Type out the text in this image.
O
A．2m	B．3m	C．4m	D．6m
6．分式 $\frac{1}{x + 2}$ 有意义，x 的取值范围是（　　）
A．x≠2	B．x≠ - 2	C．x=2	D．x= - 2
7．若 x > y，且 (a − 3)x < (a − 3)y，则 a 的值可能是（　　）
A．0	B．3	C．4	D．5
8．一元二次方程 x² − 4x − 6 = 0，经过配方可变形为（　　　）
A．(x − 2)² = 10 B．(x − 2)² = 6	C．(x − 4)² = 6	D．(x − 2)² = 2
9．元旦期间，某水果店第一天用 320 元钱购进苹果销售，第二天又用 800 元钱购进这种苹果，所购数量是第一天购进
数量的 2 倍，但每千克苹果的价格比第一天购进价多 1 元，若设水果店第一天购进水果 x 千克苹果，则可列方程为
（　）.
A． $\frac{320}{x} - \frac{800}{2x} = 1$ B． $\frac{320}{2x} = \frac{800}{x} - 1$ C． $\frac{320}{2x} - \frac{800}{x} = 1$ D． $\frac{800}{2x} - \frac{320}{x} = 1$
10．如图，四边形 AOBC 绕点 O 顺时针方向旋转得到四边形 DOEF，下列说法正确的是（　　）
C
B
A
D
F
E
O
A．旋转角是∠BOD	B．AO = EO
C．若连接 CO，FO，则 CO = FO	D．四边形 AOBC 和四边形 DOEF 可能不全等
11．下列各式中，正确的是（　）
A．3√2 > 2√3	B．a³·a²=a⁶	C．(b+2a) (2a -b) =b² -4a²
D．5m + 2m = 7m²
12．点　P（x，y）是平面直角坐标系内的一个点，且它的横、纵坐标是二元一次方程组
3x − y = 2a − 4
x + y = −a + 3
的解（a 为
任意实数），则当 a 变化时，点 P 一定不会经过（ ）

______

> WHAT IS EXPECTED
Among the lines of the data, identify those with the word "DOEF". Copy each of them.

> TASK RESPONSE
10．如图，四边形 AOBC 绕点 O 顺时针方向旋转得到四边形 DOEF，下列说法正确的是（　　）
C．若连接 CO，FO，则 CO = FO	D．四边形 AOBC 和四边形 DOEF 可能不全等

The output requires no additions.